#### INFORMATION SHOWN ####

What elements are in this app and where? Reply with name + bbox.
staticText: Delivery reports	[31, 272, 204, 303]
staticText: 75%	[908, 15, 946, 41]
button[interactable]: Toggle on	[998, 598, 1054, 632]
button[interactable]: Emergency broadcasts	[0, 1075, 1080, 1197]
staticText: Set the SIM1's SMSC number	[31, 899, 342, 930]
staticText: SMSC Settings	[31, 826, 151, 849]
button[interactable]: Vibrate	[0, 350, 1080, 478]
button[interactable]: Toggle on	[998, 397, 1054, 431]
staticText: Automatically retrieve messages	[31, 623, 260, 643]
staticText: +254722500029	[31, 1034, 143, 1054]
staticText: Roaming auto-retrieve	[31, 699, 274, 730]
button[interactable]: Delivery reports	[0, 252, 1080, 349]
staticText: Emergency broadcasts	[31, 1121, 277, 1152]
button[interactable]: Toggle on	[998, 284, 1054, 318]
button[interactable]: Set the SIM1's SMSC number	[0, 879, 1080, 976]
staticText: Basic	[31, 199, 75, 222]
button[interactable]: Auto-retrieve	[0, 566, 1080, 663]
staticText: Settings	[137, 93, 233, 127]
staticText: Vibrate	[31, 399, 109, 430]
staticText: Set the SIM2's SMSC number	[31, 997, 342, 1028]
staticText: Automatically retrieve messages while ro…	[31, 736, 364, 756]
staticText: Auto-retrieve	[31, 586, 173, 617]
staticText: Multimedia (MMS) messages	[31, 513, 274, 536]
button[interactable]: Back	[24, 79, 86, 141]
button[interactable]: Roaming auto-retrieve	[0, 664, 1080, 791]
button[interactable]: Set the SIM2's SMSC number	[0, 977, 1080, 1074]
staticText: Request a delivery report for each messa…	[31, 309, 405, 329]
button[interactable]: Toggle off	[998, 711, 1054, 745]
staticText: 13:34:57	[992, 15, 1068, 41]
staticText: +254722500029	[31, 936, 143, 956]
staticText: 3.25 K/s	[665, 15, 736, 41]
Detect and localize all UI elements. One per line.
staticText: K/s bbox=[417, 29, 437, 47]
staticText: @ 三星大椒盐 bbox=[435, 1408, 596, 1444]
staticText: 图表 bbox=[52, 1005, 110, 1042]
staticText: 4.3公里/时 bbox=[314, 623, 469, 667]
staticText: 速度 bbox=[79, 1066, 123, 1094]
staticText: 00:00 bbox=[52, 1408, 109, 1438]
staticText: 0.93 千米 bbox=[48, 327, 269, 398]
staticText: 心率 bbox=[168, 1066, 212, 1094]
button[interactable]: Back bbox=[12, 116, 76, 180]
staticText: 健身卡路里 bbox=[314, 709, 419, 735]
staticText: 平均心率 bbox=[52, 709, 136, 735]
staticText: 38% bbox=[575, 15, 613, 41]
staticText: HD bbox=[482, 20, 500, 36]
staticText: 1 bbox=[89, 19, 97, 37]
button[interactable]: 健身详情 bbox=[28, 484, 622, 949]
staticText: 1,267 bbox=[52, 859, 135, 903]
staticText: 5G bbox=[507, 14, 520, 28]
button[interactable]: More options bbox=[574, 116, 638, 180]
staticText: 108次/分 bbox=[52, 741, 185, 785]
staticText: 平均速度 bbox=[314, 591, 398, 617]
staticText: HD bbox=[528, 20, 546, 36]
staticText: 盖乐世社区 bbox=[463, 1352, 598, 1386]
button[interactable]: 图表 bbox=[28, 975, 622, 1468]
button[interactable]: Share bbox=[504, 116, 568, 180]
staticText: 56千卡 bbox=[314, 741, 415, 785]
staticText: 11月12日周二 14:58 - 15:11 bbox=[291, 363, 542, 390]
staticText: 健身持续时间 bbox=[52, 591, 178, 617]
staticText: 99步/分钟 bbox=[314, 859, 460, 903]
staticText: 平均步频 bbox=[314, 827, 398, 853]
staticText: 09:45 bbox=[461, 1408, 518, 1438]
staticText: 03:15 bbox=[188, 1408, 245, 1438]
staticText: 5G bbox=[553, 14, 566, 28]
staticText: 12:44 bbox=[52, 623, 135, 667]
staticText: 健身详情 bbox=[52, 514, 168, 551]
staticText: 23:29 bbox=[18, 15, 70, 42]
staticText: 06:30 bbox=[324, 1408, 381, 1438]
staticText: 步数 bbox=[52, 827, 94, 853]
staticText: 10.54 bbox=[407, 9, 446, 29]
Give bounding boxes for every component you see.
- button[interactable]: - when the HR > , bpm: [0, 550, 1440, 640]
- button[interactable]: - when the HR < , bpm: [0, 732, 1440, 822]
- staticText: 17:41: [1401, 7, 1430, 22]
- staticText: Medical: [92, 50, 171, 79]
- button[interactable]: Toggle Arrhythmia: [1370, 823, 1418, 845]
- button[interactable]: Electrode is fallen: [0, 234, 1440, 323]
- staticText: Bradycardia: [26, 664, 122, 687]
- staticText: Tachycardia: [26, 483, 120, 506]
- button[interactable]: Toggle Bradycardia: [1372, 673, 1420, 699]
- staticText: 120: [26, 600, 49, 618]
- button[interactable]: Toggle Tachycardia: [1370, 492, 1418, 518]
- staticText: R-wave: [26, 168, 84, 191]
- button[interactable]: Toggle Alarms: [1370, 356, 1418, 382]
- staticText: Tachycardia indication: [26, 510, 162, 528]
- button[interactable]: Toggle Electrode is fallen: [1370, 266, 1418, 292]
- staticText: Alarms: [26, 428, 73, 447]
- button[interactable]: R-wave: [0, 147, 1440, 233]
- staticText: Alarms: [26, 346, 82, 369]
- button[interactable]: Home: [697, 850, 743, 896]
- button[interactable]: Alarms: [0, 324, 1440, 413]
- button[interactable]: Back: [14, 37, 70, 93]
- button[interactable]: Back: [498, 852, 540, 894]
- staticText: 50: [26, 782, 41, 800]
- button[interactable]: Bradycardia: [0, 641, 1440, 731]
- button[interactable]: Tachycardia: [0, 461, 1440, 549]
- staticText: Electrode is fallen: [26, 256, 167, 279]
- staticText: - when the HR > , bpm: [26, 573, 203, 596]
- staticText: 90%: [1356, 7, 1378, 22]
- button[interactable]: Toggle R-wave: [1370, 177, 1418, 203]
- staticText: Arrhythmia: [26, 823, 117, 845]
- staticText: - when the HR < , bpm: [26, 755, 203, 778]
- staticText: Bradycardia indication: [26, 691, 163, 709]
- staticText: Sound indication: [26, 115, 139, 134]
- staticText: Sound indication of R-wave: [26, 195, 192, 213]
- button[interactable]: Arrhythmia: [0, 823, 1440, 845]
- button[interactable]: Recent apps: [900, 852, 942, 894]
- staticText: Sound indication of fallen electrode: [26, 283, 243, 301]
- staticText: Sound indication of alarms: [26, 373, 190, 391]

####

### GOAL
Retype every one of the rows above, character for character, with no changes.

### OUTPUT OF THE TASK
What elements are in this app and where? Reply with name + bbox.
staticText: Delivery reports	[31, 272, 204, 303]
staticText: 75%	[908, 15, 946, 41]
button[interactable]: Toggle on	[998, 598, 1054, 632]
button[interactable]: Emergency broadcasts	[0, 1075, 1080, 1197]
staticText: Set the SIM1's SMSC number	[31, 899, 342, 930]
staticText: SMSC Settings	[31, 826, 151, 849]
button[interactable]: Vibrate	[0, 350, 1080, 478]
button[interactable]: Toggle on	[998, 397, 1054, 431]
staticText: Automatically retrieve messages	[31, 623, 260, 643]
staticText: +254722500029	[31, 1034, 143, 1054]
staticText: Roaming auto-retrieve	[31, 699, 274, 730]
button[interactable]: Delivery reports	[0, 252, 1080, 349]
staticText: Emergency broadcasts	[31, 1121, 277, 1152]
button[interactable]: Toggle on	[998, 284, 1054, 318]
button[interactable]: Set the SIM1's SMSC number	[0, 879, 1080, 976]
staticText: Basic	[31, 199, 75, 222]
button[interactable]: Auto-retrieve	[0, 566, 1080, 663]
staticText: Settings	[137, 93, 233, 127]
staticText: Vibrate	[31, 399, 109, 430]
staticText: Set the SIM2's SMSC number	[31, 997, 342, 1028]
staticText: Automatically retrieve messages while ro…	[31, 736, 364, 756]
staticText: Auto-retrieve	[31, 586, 173, 617]
staticText: Multimedia (MMS) messages	[31, 513, 274, 536]
button[interactable]: Back	[24, 79, 86, 141]
button[interactable]: Roaming auto-retrieve	[0, 664, 1080, 791]
button[interactable]: Set the SIM2's SMSC number	[0, 977, 1080, 1074]
staticText: Request a delivery report for each messa…	[31, 309, 405, 329]
button[interactable]: Toggle off	[998, 711, 1054, 745]
staticText: 13:34:57	[992, 15, 1068, 41]
staticText: +254722500029	[31, 936, 143, 956]
staticText: 3.25 K/s	[665, 15, 736, 41]
Detect and localize all UI elements. One per line.
staticText: K/s bbox=[417, 29, 437, 47]
staticText: @ 三星大椒盐 bbox=[435, 1408, 596, 1444]
staticText: 图表 bbox=[52, 1005, 110, 1042]
staticText: 4.3公里/时 bbox=[314, 623, 469, 667]
staticText: 速度 bbox=[79, 1066, 123, 1094]
staticText: 00:00 bbox=[52, 1408, 109, 1438]
staticText: 0.93 千米 bbox=[48, 327, 269, 398]
staticText: 心率 bbox=[168, 1066, 212, 1094]
button[interactable]: Back bbox=[12, 116, 76, 180]
staticText: 健身卡路里 bbox=[314, 709, 419, 735]
staticText: 平均心率 bbox=[52, 709, 136, 735]
staticText: 38% bbox=[575, 15, 613, 41]
staticText: HD bbox=[482, 20, 500, 36]
staticText: 1 bbox=[89, 19, 97, 37]
button[interactable]: 健身详情 bbox=[28, 484, 622, 949]
staticText: 1,267 bbox=[52, 859, 135, 903]
staticText: 5G bbox=[507, 14, 520, 28]
button[interactable]: More options bbox=[574, 116, 638, 180]
staticText: 108次/分 bbox=[52, 741, 185, 785]
staticText: 平均速度 bbox=[314, 591, 398, 617]
staticText: HD bbox=[528, 20, 546, 36]
staticText: 盖乐世社区 bbox=[463, 1352, 598, 1386]
button[interactable]: 图表 bbox=[28, 975, 622, 1468]
button[interactable]: Share bbox=[504, 116, 568, 180]
staticText: 56千卡 bbox=[314, 741, 415, 785]
staticText: 11月12日周二 14:58 - 15:11 bbox=[291, 363, 542, 390]
staticText: 健身持续时间 bbox=[52, 591, 178, 617]
staticText: 99步/分钟 bbox=[314, 859, 460, 903]
staticText: 平均步频 bbox=[314, 827, 398, 853]
staticText: 09:45 bbox=[461, 1408, 518, 1438]
staticText: 03:15 bbox=[188, 1408, 245, 1438]
staticText: 5G bbox=[553, 14, 566, 28]
staticText: 12:44 bbox=[52, 623, 135, 667]
staticText: 健身详情 bbox=[52, 514, 168, 551]
staticText: 23:29 bbox=[18, 15, 70, 42]
staticText: 06:30 bbox=[324, 1408, 381, 1438]
staticText: 步数 bbox=[52, 827, 94, 853]
staticText: 10.54 bbox=[407, 9, 446, 29]
Give bounding boxes for every component you see.
- button[interactable]: - when the HR > , bpm: [0, 550, 1440, 640]
- button[interactable]: - when the HR < , bpm: [0, 732, 1440, 822]
- staticText: 17:41: [1401, 7, 1430, 22]
- staticText: Medical: [92, 50, 171, 79]
- button[interactable]: Toggle Arrhythmia: [1370, 823, 1418, 845]
- button[interactable]: Electrode is fallen: [0, 234, 1440, 323]
- staticText: Bradycardia: [26, 664, 122, 687]
- staticText: Tachycardia: [26, 483, 120, 506]
- button[interactable]: Toggle Bradycardia: [1372, 673, 1420, 699]
- staticText: 120: [26, 600, 49, 618]
- button[interactable]: Toggle Tachycardia: [1370, 492, 1418, 518]
- staticText: R-wave: [26, 168, 84, 191]
- button[interactable]: Toggle Alarms: [1370, 356, 1418, 382]
- staticText: Tachycardia indication: [26, 510, 162, 528]
- button[interactable]: Toggle Electrode is fallen: [1370, 266, 1418, 292]
- staticText: Alarms: [26, 428, 73, 447]
- button[interactable]: R-wave: [0, 147, 1440, 233]
- staticText: Alarms: [26, 346, 82, 369]
- button[interactable]: Home: [697, 850, 743, 896]
- button[interactable]: Alarms: [0, 324, 1440, 413]
- button[interactable]: Back: [14, 37, 70, 93]
- button[interactable]: Back: [498, 852, 540, 894]
- staticText: 50: [26, 782, 41, 800]
- button[interactable]: Bradycardia: [0, 641, 1440, 731]
- button[interactable]: Tachycardia: [0, 461, 1440, 549]
- staticText: Electrode is fallen: [26, 256, 167, 279]
- staticText: - when the HR > , bpm: [26, 573, 203, 596]
- staticText: 90%: [1356, 7, 1378, 22]
- button[interactable]: Toggle R-wave: [1370, 177, 1418, 203]
- staticText: Arrhythmia: [26, 823, 117, 845]
- staticText: - when the HR < , bpm: [26, 755, 203, 778]
- staticText: Bradycardia indication: [26, 691, 163, 709]
- staticText: Sound indication: [26, 115, 139, 134]
- staticText: Sound indication of R-wave: [26, 195, 192, 213]
- button[interactable]: Arrhythmia: [0, 823, 1440, 845]
- button[interactable]: Recent apps: [900, 852, 942, 894]
- staticText: Sound indication of fallen electrode: [26, 283, 243, 301]
- staticText: Sound indication of alarms: [26, 373, 190, 391]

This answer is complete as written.